[Saved entries]
★ ★ ★ ★ ★

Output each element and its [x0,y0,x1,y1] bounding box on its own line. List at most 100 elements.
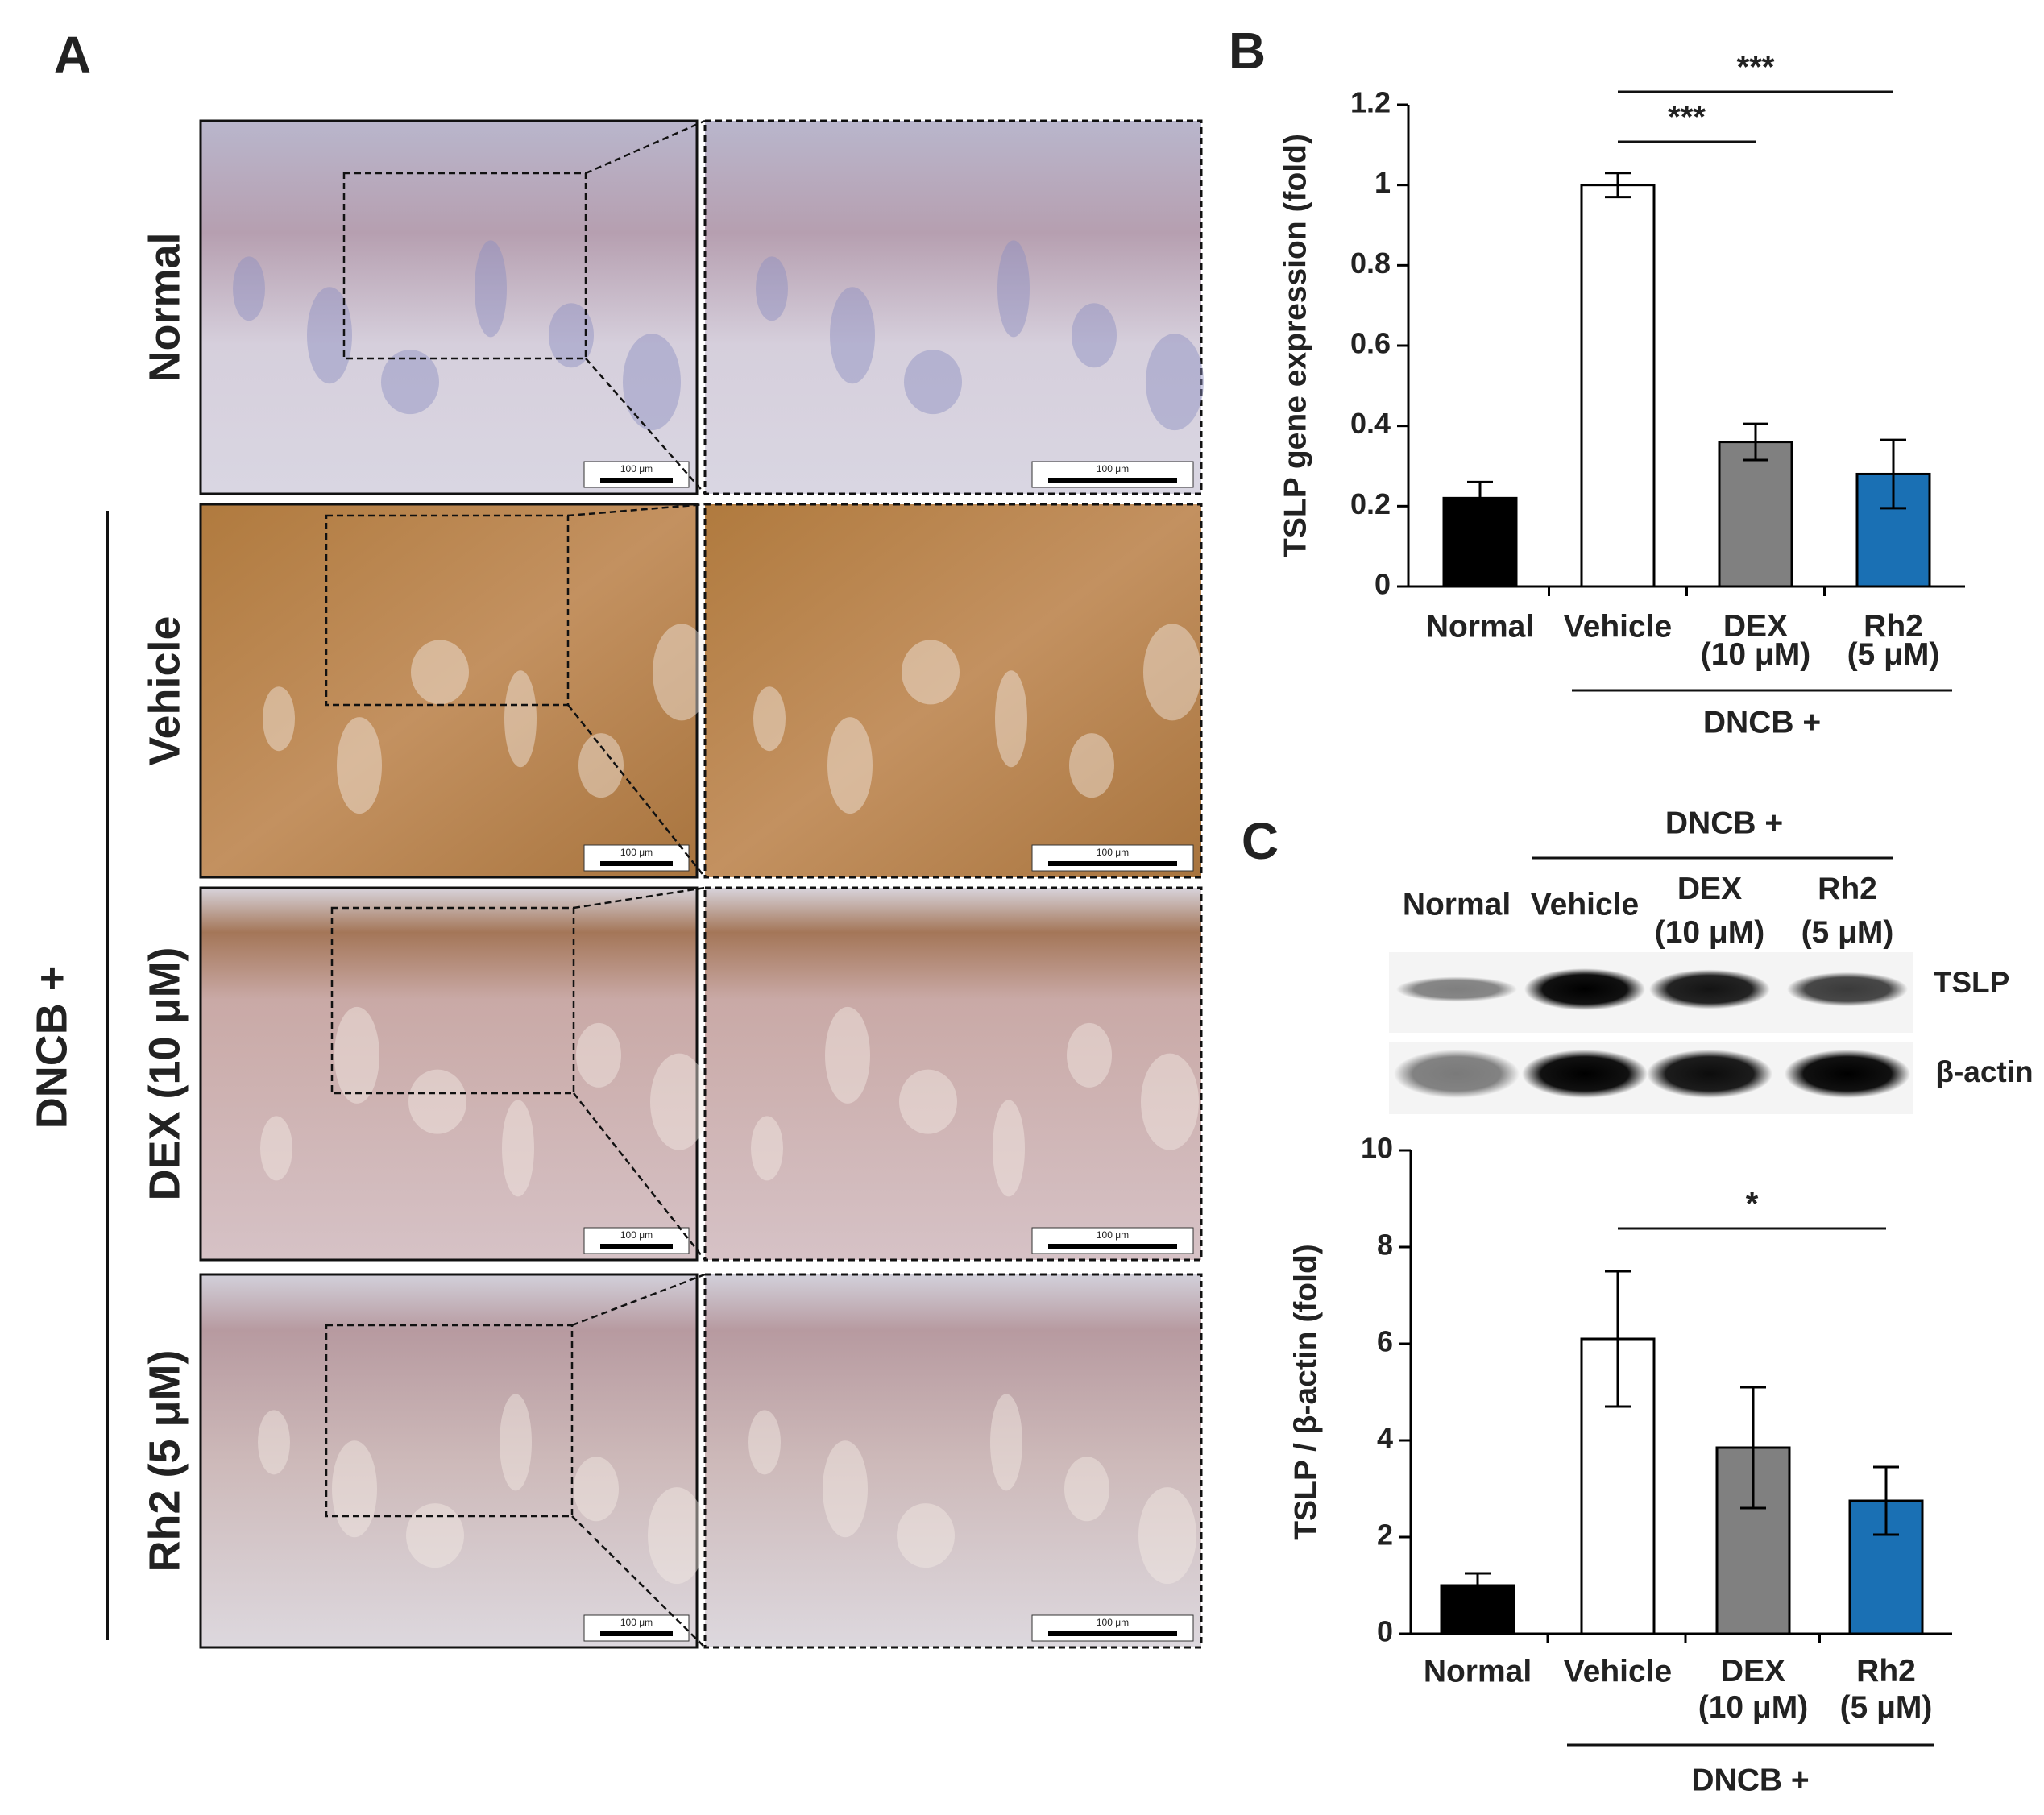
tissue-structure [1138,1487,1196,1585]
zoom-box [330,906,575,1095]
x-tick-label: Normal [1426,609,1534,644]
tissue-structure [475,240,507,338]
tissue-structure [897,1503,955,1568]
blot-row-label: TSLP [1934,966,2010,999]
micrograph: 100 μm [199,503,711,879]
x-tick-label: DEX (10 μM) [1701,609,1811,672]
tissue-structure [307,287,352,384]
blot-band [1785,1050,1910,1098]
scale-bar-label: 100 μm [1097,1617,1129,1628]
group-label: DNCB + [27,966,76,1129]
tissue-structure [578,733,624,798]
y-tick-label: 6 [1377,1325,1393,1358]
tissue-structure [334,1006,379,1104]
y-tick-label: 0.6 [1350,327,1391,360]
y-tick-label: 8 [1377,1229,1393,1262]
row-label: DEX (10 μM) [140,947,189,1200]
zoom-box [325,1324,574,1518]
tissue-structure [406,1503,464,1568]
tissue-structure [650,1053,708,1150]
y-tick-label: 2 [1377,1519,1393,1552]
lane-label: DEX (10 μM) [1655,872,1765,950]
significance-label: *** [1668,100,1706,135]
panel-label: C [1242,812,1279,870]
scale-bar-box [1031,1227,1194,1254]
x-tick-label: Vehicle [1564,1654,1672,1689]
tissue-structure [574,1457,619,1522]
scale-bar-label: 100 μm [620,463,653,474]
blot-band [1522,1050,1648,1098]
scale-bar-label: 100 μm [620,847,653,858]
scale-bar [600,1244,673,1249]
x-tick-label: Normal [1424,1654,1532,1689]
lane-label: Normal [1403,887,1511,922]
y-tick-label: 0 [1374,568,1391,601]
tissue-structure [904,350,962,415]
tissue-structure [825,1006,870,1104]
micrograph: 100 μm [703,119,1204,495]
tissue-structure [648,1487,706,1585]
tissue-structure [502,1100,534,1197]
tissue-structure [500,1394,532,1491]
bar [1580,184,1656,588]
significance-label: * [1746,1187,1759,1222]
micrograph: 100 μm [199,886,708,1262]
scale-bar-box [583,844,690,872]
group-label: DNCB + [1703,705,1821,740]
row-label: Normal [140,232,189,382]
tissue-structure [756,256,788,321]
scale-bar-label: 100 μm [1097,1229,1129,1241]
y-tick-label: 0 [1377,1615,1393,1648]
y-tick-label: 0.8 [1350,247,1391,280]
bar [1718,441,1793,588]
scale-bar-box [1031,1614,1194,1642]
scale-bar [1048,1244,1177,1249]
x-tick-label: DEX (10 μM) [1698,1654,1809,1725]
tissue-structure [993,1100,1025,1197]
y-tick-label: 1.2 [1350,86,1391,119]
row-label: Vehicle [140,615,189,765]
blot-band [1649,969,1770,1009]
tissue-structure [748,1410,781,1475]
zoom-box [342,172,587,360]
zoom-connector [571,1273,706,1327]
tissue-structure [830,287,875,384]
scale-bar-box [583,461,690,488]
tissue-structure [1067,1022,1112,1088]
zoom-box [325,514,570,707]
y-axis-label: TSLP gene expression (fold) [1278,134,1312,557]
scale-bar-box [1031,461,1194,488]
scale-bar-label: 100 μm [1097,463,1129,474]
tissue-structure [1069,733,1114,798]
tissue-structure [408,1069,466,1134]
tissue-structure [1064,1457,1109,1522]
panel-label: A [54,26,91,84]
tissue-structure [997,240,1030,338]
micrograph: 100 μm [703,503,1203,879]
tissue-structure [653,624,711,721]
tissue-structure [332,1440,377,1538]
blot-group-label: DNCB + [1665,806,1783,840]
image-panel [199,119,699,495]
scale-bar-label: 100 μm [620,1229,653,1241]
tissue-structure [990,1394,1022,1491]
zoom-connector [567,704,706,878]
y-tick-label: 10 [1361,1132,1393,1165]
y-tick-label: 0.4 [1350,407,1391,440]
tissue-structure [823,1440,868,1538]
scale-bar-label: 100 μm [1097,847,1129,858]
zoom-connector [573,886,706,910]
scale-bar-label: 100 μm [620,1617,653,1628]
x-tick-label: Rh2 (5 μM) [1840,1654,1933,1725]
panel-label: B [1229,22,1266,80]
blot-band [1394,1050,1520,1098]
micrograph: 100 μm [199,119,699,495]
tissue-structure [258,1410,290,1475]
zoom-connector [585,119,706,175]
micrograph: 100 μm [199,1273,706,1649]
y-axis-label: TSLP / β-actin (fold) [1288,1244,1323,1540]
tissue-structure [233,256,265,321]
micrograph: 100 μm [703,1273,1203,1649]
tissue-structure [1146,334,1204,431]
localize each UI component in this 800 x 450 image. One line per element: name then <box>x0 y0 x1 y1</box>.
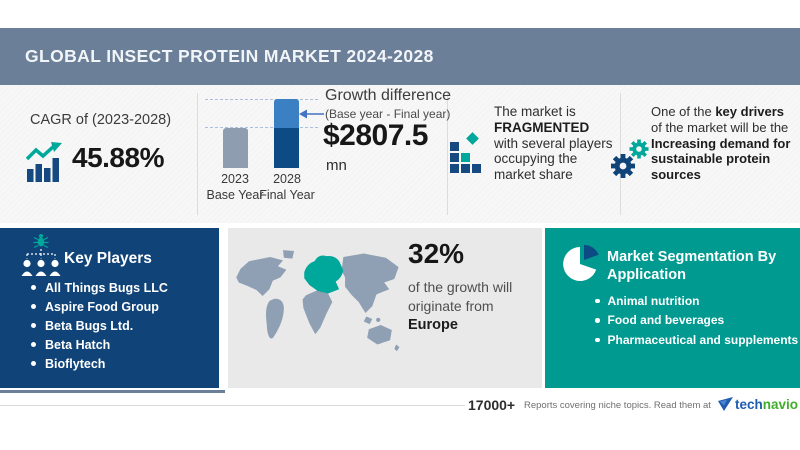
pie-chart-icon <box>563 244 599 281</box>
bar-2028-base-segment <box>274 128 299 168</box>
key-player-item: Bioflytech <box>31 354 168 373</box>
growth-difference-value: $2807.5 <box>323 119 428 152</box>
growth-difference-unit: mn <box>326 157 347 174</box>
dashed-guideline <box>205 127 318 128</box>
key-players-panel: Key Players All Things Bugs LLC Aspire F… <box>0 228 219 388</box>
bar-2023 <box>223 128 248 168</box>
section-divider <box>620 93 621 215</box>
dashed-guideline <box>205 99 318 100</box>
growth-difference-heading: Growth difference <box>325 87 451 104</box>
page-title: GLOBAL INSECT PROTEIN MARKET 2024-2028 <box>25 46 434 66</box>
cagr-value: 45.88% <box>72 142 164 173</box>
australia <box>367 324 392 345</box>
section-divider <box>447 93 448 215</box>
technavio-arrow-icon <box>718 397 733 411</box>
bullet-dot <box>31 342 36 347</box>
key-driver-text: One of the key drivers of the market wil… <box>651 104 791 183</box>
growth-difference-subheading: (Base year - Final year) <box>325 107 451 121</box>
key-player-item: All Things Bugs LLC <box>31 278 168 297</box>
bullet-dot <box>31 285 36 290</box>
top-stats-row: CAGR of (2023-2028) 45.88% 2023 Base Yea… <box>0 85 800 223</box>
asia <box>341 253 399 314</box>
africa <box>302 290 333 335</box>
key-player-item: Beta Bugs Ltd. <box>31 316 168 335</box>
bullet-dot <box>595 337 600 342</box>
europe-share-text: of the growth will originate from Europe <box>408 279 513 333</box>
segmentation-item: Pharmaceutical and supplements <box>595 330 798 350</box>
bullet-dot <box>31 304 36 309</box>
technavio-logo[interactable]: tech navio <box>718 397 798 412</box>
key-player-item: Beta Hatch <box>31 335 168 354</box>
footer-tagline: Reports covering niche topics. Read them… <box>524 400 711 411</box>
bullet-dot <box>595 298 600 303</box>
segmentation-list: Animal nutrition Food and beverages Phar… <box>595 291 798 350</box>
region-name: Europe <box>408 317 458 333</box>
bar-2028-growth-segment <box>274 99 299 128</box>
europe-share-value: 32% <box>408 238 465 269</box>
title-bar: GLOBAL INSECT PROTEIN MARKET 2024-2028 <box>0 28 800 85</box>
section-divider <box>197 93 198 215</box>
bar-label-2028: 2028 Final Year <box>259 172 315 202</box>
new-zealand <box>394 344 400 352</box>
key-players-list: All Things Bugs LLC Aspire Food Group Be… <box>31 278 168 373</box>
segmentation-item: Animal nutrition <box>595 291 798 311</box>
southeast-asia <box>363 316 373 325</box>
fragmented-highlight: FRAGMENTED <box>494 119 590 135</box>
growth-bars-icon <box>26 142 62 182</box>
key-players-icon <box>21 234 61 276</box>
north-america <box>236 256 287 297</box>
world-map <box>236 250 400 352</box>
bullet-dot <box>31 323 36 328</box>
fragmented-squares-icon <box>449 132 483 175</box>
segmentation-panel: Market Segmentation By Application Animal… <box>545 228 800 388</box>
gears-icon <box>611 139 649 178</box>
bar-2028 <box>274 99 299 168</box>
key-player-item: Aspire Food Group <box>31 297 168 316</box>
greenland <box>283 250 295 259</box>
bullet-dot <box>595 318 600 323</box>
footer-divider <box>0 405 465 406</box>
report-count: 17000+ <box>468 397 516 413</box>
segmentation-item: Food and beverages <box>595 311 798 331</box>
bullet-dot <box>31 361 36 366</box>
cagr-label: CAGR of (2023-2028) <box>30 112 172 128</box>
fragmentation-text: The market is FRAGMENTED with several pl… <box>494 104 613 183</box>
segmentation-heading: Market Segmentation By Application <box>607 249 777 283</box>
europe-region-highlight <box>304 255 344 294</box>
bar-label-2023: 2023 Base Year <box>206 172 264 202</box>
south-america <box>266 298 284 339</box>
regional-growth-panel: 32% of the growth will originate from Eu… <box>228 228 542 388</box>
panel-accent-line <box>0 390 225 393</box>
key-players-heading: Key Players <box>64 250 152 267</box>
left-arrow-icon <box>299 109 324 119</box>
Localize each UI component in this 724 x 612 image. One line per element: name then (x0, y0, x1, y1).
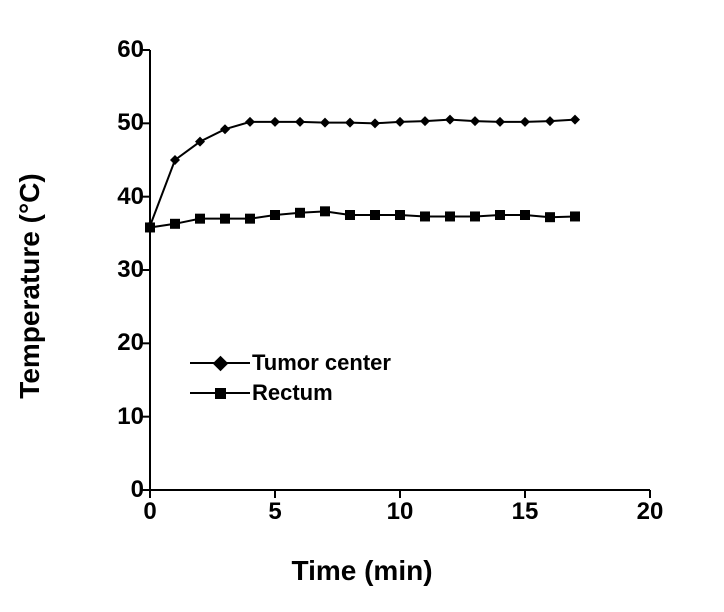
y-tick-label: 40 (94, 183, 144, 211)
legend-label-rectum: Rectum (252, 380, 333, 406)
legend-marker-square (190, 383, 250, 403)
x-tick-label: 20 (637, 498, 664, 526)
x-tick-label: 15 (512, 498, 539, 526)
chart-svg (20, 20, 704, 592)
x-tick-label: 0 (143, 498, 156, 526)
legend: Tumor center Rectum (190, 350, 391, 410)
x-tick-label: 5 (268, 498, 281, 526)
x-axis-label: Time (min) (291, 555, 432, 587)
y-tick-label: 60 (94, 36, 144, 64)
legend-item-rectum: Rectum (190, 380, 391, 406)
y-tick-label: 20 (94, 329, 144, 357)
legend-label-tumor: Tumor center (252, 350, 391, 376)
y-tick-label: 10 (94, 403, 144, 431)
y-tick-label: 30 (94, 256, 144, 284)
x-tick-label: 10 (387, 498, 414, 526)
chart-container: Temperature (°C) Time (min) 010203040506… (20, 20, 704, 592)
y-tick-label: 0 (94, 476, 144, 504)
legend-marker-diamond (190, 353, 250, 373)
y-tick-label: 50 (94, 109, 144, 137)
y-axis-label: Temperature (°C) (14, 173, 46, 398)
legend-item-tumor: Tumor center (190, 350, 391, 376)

★ ★ ★ ★ ★

WHAT IS NEEDED> Your task is to restate word for word the lines from the one containing "Localize each UI component in this 724" through the last line of the data, both ends included, with no pictures.

WRITTEN REPLY>
Localize each UI component in this 724 x 612 image. One line per element: name then (x0, y0, x1, y1).
y-tick-label: 40 (94, 183, 144, 211)
legend-label-rectum: Rectum (252, 380, 333, 406)
legend-marker-square (190, 383, 250, 403)
x-tick-label: 20 (637, 498, 664, 526)
x-tick-label: 15 (512, 498, 539, 526)
chart-svg (20, 20, 704, 592)
x-tick-label: 0 (143, 498, 156, 526)
legend: Tumor center Rectum (190, 350, 391, 410)
x-tick-label: 5 (268, 498, 281, 526)
x-axis-label: Time (min) (291, 555, 432, 587)
y-tick-label: 60 (94, 36, 144, 64)
legend-item-rectum: Rectum (190, 380, 391, 406)
y-tick-label: 20 (94, 329, 144, 357)
legend-label-tumor: Tumor center (252, 350, 391, 376)
y-tick-label: 10 (94, 403, 144, 431)
y-tick-label: 30 (94, 256, 144, 284)
x-tick-label: 10 (387, 498, 414, 526)
chart-container: Temperature (°C) Time (min) 010203040506… (20, 20, 704, 592)
y-tick-label: 0 (94, 476, 144, 504)
legend-marker-diamond (190, 353, 250, 373)
y-tick-label: 50 (94, 109, 144, 137)
y-axis-label: Temperature (°C) (14, 173, 46, 398)
legend-item-tumor: Tumor center (190, 350, 391, 376)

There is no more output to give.